Your objective: Copy the material word for word from its first line through the line containing "paragraph: Israeli Foreign", including that line.

Record excerpts:

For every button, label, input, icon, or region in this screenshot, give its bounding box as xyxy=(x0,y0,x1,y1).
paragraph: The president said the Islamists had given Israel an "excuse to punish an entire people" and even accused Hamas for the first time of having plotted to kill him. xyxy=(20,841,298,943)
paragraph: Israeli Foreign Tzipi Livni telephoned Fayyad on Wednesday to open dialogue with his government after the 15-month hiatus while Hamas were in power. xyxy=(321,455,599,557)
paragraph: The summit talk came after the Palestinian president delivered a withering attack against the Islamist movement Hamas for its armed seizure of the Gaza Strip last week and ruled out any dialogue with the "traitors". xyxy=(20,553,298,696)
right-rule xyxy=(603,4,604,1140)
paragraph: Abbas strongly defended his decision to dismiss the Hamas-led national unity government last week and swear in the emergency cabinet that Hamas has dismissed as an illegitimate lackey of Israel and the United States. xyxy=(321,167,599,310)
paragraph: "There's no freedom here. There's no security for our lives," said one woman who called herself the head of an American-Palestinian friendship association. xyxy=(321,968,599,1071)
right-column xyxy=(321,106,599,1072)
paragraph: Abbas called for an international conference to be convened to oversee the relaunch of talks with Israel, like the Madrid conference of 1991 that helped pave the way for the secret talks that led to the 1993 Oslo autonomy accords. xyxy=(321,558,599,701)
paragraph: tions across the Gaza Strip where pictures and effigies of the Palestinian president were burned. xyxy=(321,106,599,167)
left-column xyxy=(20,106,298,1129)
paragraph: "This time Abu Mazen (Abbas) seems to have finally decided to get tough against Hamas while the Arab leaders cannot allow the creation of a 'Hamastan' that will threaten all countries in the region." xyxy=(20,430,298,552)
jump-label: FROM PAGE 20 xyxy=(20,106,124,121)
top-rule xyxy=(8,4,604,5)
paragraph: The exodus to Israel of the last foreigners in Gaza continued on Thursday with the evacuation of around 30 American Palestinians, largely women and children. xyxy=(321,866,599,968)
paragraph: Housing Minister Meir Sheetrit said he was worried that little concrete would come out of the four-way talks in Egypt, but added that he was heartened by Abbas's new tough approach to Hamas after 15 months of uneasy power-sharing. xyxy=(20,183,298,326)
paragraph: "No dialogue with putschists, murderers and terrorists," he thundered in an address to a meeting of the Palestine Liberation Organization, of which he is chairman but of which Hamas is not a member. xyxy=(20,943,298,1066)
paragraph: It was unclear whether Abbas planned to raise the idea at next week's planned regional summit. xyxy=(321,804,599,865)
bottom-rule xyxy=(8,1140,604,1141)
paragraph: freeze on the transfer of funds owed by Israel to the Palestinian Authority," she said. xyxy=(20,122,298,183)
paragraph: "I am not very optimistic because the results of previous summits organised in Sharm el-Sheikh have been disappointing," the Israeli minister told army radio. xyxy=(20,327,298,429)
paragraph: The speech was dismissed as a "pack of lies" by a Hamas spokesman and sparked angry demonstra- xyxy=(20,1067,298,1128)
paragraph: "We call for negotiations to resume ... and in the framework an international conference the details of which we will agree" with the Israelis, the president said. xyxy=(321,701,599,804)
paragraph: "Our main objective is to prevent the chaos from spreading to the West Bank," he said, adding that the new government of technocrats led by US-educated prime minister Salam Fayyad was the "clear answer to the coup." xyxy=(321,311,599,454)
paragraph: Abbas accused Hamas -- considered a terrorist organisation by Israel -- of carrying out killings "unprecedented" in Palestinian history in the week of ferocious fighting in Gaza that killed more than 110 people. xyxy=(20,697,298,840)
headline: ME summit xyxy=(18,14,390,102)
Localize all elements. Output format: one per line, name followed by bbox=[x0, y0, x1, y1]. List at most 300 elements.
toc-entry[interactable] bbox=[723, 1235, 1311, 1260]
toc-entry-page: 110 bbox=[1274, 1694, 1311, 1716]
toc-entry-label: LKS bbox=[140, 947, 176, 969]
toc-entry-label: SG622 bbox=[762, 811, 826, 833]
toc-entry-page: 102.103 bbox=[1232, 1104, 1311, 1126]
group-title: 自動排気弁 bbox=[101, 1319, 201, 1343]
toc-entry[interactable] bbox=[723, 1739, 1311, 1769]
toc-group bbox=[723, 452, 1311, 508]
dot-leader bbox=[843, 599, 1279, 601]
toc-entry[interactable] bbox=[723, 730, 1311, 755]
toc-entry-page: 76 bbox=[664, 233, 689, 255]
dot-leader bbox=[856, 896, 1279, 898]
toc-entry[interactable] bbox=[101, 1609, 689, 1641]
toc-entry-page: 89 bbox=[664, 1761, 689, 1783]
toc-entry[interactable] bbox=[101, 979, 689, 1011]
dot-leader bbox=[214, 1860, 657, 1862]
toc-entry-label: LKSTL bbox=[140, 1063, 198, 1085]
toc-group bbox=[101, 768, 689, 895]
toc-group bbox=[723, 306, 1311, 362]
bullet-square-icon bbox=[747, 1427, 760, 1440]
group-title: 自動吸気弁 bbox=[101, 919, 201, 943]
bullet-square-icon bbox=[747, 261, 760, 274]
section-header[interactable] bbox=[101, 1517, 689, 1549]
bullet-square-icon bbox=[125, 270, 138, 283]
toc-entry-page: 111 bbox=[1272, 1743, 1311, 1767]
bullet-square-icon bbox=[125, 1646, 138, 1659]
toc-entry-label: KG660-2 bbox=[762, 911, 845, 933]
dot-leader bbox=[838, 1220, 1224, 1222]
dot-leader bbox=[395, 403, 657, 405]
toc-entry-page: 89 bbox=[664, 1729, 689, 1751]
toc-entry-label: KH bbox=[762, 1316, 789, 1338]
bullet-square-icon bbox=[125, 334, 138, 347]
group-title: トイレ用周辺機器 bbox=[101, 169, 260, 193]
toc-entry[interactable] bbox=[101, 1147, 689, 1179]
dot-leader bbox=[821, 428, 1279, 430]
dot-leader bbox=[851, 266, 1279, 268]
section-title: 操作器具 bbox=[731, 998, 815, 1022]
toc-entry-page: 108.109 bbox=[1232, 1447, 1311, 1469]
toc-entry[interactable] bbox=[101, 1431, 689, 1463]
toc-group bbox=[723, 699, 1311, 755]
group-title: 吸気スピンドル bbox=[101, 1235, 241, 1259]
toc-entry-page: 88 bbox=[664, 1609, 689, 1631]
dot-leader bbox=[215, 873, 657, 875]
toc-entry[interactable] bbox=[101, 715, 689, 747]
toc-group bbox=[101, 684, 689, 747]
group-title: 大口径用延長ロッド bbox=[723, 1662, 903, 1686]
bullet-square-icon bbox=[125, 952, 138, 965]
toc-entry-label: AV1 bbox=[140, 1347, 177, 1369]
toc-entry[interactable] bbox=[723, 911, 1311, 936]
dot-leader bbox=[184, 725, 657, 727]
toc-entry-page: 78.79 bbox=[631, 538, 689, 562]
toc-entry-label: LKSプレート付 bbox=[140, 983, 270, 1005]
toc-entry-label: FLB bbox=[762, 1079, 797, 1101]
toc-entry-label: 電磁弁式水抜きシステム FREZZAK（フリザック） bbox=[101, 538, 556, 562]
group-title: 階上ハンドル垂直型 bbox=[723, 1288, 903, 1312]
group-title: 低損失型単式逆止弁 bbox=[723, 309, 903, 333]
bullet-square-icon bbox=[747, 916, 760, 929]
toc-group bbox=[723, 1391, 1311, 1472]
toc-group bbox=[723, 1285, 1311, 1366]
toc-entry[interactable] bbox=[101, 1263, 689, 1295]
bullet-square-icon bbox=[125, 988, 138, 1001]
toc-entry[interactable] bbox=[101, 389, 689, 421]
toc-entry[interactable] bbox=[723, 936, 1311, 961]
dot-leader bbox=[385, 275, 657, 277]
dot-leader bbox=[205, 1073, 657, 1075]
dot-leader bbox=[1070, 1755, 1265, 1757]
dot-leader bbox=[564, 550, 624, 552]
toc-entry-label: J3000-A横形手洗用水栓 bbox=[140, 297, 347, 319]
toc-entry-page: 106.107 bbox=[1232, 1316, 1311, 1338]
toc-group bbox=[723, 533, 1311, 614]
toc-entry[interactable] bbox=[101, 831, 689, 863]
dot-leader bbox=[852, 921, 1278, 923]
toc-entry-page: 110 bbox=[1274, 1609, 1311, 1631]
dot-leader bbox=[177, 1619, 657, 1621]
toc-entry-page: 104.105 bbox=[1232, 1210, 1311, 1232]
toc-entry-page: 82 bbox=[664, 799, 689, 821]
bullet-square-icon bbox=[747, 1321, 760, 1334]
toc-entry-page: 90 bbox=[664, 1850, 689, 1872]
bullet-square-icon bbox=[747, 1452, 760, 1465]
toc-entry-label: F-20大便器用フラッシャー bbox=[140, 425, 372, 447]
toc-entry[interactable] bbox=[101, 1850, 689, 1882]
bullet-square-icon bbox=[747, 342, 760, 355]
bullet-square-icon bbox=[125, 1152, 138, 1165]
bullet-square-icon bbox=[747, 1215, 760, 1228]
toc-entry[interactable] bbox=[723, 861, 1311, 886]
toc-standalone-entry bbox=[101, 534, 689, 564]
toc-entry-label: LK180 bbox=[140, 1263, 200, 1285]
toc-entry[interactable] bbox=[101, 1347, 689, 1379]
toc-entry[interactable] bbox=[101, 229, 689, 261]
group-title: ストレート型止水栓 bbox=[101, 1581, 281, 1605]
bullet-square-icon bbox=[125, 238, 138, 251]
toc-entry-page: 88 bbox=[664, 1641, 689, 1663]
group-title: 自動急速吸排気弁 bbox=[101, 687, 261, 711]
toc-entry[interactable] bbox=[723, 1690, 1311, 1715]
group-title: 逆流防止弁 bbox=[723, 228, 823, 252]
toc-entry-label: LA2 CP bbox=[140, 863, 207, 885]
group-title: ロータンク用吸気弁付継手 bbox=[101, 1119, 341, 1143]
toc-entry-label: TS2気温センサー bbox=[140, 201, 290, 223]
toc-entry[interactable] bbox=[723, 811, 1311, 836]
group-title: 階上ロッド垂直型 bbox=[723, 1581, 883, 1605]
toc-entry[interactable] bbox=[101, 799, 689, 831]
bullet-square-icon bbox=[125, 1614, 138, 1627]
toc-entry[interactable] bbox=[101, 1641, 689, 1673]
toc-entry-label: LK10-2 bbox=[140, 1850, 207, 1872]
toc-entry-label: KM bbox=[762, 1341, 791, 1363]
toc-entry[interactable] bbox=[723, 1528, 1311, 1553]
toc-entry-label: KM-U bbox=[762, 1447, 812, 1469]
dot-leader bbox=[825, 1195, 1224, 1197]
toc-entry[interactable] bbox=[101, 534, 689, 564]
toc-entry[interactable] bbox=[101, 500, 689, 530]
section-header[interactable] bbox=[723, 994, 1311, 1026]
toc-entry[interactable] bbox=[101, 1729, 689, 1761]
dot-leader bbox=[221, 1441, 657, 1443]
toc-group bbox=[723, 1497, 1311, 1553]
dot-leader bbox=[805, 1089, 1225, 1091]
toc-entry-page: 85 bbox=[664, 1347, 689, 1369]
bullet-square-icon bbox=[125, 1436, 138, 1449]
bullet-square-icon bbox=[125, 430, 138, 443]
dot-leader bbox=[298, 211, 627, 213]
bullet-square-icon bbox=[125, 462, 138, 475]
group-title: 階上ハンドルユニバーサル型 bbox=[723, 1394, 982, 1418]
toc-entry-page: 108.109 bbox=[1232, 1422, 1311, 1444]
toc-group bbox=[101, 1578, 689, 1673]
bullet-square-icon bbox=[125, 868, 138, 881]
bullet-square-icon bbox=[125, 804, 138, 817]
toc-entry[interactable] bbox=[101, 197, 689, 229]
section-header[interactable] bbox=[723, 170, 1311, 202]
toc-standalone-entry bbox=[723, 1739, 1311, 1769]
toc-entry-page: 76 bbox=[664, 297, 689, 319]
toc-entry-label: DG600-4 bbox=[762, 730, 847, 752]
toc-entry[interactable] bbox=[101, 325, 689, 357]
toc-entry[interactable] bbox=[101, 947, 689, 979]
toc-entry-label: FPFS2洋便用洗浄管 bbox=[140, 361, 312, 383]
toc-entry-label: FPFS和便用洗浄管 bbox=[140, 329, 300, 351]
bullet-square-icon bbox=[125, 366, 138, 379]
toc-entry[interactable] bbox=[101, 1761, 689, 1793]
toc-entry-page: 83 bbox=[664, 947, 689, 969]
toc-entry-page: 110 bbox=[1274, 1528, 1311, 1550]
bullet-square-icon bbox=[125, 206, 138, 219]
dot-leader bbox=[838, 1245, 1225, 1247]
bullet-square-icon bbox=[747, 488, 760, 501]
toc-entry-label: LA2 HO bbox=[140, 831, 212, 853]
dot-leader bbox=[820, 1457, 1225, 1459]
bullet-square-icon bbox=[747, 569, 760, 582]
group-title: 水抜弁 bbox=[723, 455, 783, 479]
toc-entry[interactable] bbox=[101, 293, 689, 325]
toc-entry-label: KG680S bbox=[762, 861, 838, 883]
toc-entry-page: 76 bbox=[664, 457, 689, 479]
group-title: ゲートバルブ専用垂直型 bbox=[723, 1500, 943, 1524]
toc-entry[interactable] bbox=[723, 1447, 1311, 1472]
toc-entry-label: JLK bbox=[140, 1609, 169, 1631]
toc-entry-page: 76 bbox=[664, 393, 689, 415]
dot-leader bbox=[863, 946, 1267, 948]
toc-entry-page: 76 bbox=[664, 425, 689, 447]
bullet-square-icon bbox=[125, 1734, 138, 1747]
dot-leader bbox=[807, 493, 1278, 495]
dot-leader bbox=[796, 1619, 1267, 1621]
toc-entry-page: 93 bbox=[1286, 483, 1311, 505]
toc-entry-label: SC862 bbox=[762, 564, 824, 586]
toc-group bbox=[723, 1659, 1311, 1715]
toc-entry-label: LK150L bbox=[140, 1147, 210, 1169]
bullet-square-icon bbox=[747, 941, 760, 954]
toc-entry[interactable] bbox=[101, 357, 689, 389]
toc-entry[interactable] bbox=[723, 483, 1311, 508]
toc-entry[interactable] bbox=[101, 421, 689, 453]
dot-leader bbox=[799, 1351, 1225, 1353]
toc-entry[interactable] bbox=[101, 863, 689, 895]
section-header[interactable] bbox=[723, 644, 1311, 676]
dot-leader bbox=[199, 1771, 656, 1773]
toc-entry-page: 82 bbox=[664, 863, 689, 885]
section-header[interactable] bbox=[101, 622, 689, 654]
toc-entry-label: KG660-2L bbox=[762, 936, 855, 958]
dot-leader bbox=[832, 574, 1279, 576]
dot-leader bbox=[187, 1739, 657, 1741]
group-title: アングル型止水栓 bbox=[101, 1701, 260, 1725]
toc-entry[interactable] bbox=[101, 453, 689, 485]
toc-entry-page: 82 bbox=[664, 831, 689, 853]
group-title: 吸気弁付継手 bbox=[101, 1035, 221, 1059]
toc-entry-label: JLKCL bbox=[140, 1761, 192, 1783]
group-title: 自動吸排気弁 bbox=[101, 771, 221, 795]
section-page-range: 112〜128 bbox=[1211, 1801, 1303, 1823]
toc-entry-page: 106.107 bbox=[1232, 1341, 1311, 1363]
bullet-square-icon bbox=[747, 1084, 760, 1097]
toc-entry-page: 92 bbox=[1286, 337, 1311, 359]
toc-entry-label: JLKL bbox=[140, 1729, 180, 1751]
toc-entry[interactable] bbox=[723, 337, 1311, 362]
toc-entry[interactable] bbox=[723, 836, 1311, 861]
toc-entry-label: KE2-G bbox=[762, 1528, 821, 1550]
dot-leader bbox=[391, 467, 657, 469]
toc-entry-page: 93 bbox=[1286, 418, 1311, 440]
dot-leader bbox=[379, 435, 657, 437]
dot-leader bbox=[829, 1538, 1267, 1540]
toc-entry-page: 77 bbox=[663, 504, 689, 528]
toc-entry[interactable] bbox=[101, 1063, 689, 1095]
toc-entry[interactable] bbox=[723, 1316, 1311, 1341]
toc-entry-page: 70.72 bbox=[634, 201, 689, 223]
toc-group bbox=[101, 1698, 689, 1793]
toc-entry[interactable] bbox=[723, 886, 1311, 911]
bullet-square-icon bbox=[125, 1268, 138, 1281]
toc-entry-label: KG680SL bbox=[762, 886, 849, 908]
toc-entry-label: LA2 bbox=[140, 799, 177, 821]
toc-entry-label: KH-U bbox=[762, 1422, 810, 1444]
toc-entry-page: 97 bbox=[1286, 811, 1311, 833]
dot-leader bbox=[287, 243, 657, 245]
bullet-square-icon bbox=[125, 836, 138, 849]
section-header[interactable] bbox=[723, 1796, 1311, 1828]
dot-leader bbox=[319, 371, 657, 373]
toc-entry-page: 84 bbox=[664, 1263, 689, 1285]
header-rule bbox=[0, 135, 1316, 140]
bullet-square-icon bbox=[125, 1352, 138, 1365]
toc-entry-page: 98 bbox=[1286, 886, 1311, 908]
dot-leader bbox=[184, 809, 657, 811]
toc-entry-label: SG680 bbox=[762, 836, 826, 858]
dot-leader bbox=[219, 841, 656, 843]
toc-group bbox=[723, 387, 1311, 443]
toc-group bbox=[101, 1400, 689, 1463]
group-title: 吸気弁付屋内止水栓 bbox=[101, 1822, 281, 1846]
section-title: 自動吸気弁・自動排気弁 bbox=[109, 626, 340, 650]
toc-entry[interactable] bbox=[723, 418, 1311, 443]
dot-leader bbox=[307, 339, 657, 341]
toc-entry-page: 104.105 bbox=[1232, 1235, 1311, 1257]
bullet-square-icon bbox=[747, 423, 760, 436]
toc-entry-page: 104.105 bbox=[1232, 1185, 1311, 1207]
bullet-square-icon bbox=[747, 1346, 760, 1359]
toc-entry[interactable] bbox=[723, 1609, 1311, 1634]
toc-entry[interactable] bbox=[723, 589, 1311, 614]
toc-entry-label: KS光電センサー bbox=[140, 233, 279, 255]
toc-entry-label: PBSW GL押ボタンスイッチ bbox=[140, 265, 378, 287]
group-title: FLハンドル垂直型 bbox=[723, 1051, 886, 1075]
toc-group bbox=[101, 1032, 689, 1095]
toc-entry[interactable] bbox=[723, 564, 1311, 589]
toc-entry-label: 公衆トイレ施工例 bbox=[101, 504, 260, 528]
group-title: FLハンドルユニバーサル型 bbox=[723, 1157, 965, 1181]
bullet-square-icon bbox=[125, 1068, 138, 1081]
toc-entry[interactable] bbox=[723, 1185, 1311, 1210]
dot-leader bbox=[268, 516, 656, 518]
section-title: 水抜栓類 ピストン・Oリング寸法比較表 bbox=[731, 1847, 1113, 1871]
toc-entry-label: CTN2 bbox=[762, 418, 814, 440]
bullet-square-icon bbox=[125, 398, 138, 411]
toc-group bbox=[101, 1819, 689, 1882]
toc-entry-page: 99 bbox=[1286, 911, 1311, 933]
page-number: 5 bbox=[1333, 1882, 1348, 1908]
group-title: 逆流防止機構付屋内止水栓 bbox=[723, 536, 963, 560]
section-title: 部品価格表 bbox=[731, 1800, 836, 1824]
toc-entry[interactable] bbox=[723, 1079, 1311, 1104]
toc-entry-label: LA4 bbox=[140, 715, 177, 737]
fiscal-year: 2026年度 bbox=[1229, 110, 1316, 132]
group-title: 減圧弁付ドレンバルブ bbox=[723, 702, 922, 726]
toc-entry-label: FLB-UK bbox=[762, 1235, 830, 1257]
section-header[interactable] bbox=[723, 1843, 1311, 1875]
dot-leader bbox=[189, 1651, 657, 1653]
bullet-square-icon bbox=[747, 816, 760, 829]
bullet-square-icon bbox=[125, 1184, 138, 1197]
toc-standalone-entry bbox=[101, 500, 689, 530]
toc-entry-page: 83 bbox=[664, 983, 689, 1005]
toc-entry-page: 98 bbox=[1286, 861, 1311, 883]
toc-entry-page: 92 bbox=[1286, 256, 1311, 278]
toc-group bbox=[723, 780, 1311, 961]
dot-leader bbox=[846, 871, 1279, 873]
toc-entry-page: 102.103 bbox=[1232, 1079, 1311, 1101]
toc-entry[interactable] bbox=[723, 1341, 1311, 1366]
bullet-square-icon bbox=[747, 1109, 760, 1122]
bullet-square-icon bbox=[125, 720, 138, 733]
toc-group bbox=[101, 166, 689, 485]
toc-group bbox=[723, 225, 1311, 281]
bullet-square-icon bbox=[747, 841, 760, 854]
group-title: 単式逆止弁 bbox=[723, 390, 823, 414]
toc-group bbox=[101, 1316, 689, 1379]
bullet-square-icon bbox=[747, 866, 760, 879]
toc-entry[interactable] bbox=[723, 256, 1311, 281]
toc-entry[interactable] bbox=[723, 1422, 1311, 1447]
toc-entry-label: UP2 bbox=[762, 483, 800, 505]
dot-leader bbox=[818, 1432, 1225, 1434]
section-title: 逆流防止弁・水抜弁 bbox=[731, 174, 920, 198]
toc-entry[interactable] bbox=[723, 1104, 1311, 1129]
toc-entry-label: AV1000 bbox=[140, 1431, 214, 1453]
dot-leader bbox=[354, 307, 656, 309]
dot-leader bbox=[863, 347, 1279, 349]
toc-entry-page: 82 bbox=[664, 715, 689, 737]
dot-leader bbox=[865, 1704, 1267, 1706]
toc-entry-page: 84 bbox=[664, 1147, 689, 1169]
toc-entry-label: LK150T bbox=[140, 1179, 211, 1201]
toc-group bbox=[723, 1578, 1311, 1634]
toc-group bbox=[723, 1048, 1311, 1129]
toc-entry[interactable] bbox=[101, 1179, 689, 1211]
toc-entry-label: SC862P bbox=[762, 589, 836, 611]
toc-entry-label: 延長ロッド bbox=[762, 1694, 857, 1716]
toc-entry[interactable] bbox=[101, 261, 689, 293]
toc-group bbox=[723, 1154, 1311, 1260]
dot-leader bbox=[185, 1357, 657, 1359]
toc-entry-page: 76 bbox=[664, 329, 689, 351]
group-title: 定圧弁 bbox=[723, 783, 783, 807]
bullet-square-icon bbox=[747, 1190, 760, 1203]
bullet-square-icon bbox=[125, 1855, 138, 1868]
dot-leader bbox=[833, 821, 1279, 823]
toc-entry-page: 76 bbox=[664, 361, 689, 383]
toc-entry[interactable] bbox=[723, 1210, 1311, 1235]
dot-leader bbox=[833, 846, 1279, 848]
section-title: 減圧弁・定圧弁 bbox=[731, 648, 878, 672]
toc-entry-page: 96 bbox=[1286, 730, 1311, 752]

Solution for this exercise:
For every button, label, input, icon, or region in this screenshot, give its bounding box as xyxy=(x0,y0,x1,y1).
paragraph: The president said the Islamists had given Israel an "excuse to punish an entire people" and even accused Hamas for the first time of having plotted to kill him. xyxy=(20,841,298,943)
paragraph: Israeli Foreign Tzipi Livni telephoned Fayyad on Wednesday to open dialogue with his government after the 15-month hiatus while Hamas were in power. xyxy=(321,455,599,557)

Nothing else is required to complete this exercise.